▶ _RECORD SET_
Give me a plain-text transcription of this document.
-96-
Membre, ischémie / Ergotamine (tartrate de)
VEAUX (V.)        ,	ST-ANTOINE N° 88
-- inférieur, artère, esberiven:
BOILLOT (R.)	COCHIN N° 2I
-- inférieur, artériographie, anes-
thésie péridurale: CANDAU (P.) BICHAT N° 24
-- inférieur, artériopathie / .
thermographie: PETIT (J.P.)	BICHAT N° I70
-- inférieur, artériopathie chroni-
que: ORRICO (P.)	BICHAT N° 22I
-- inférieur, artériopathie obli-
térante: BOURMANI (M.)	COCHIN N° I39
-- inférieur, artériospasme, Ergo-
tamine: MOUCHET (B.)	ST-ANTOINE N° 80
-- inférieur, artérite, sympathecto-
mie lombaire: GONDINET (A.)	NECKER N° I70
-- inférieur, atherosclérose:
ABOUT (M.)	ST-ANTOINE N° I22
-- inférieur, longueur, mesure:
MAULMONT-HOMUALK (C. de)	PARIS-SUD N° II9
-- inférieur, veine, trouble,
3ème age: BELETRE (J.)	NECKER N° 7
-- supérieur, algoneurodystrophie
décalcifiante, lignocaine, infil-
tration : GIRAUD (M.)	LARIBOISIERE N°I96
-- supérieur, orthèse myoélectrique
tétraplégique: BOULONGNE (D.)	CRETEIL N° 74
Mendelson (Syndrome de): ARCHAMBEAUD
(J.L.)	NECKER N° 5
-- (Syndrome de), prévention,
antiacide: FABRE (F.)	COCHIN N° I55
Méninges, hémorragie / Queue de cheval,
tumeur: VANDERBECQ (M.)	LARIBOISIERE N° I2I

▶ _TASK BRIEF_
Transcribe all entries exactly as they are given.

▶ _RESULT OF THE EXERCISE_
Give me a plain-text transcription of this document.
-96-
Membre, ischémie / Ergotamine (tartrate de)
VEAUX (V.)        ,	ST-ANTOINE N° 88
-- inférieur, artère, esberiven:
BOILLOT (R.)	COCHIN N° 2I
-- inférieur, artériographie, anes-
thésie péridurale: CANDAU (P.) BICHAT N° 24
-- inférieur, artériopathie / .
thermographie: PETIT (J.P.)	BICHAT N° I70
-- inférieur, artériopathie chroni-
que: ORRICO (P.)	BICHAT N° 22I
-- inférieur, artériopathie obli-
térante: BOURMANI (M.)	COCHIN N° I39
-- inférieur, artériospasme, Ergo-
tamine: MOUCHET (B.)	ST-ANTOINE N° 80
-- inférieur, artérite, sympathecto-
mie lombaire: GONDINET (A.)	NECKER N° I70
-- inférieur, atherosclérose:
ABOUT (M.)	ST-ANTOINE N° I22
-- inférieur, longueur, mesure:
MAULMONT-HOMUALK (C. de)	PARIS-SUD N° II9
-- inférieur, veine, trouble,
3ème age: BELETRE (J.)	NECKER N° 7
-- supérieur, algoneurodystrophie
décalcifiante, lignocaine, infil-
tration : GIRAUD (M.)	LARIBOISIERE N°I96
-- supérieur, orthèse myoélectrique
tétraplégique: BOULONGNE (D.)	CRETEIL N° 74
Mendelson (Syndrome de): ARCHAMBEAUD
(J.L.)	NECKER N° 5
-- (Syndrome de), prévention,
antiacide: FABRE (F.)	COCHIN N° I55
Méninges, hémorragie / Queue de cheval,
tumeur: VANDERBECQ (M.)	LARIBOISIERE N° I2I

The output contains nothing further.